* Required work
Search the listing below for the string "page" and show each line that contains it.

* Information given
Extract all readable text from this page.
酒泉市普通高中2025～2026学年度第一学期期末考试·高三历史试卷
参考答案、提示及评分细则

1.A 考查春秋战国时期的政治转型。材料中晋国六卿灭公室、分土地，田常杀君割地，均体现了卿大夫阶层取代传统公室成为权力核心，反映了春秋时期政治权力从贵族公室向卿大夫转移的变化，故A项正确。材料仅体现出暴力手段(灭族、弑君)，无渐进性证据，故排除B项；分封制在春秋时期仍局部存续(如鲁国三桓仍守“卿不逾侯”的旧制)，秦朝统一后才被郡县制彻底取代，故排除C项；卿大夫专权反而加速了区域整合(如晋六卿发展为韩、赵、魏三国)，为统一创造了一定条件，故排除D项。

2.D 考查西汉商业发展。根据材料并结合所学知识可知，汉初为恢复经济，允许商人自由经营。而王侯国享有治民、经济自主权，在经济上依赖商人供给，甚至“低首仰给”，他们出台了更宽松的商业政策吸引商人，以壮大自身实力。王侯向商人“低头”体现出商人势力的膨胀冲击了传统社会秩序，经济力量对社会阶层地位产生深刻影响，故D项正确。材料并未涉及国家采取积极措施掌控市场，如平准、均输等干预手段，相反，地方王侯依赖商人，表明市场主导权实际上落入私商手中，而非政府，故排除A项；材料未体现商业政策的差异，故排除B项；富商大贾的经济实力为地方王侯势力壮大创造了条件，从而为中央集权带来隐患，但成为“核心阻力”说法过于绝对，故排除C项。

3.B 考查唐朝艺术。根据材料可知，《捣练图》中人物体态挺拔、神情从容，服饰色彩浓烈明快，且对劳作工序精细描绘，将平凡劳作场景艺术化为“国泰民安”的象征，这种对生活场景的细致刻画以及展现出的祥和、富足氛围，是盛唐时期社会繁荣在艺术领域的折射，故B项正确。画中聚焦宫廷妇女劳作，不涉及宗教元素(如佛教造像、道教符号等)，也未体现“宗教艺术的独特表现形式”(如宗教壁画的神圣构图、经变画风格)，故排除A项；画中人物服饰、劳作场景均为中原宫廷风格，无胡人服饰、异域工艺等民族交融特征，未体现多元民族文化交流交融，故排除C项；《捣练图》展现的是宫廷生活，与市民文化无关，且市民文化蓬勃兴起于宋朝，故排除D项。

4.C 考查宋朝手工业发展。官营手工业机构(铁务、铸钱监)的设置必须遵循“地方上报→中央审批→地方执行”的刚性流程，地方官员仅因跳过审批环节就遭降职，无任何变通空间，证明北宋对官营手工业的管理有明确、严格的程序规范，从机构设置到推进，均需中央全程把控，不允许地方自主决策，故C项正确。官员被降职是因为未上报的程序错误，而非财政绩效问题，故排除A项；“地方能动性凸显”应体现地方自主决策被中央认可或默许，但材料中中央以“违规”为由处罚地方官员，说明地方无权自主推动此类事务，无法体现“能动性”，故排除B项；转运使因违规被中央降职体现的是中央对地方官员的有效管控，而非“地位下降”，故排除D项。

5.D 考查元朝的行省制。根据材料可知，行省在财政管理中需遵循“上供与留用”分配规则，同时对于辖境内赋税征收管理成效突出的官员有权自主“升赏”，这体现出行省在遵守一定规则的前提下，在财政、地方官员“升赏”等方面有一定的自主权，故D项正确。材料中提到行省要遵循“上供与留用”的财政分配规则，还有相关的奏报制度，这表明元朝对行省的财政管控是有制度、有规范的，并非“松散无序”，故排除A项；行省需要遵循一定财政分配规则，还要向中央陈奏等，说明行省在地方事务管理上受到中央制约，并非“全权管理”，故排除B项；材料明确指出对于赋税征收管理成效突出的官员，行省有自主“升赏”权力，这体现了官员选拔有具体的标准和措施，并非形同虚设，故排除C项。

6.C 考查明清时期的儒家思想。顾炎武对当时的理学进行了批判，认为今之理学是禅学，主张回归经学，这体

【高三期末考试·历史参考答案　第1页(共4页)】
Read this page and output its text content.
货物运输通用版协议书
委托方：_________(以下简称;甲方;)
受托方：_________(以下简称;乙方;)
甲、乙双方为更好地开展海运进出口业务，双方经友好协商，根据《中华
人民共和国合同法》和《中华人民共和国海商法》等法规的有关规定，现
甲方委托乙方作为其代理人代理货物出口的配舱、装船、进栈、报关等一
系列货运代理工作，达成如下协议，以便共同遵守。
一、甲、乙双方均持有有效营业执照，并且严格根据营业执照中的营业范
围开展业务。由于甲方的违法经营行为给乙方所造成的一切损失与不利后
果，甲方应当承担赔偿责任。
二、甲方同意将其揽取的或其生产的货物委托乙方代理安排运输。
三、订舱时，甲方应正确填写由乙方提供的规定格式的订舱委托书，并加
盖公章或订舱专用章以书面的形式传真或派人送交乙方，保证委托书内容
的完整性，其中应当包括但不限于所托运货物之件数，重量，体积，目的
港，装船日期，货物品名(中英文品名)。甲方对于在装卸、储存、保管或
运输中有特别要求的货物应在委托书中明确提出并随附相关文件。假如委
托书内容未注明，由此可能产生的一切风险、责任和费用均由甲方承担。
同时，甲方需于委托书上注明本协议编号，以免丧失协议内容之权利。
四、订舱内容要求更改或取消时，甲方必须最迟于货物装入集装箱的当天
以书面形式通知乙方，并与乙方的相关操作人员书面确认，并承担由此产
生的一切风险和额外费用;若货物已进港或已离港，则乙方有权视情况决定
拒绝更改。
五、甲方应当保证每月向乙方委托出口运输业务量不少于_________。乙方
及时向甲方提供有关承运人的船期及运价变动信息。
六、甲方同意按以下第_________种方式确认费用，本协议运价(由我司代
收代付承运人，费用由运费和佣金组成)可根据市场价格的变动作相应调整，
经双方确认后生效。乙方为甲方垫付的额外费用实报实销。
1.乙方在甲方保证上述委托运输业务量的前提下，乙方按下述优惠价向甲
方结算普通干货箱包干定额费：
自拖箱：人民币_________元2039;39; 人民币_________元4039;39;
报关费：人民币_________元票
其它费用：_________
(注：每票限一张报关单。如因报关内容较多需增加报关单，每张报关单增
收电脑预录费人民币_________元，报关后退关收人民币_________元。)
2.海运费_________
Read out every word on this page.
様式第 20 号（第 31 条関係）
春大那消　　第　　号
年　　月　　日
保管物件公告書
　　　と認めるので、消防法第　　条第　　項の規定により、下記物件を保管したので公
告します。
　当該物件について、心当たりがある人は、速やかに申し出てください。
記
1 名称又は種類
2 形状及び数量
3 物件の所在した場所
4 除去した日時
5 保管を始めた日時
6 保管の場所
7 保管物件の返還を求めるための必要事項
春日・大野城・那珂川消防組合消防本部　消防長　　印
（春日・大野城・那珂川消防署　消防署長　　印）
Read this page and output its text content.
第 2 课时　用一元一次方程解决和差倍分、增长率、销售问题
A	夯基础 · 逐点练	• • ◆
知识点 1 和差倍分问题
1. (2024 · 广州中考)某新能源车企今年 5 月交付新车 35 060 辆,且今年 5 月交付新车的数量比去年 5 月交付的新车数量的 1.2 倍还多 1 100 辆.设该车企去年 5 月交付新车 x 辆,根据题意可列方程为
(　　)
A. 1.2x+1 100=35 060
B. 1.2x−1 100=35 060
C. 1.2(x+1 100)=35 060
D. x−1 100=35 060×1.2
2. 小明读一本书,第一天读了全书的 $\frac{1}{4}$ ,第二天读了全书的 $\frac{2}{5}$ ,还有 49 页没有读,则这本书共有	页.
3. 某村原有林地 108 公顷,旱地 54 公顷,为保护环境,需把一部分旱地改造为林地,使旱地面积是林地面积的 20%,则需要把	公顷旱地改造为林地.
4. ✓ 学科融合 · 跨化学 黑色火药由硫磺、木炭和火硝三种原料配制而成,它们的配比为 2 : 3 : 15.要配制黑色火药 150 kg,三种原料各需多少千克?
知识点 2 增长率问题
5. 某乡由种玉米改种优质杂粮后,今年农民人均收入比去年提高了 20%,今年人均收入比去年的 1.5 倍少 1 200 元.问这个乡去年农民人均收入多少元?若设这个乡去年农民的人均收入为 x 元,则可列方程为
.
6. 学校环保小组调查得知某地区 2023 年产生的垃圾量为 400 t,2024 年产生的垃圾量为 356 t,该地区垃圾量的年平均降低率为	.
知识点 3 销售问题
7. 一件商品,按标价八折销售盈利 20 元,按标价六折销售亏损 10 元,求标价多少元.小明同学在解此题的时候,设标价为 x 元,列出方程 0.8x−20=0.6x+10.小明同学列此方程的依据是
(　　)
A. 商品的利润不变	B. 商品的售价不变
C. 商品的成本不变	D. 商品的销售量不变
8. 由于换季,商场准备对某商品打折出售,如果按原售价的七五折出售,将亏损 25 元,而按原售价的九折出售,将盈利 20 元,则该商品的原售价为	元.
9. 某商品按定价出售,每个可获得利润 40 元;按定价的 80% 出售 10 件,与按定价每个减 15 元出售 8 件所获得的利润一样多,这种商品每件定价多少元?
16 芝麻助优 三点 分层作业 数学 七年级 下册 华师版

* Written answer
Extract all readable text from this page.
Read this page and output its text content.
Read out every word on this page.
Read this page and output its text content.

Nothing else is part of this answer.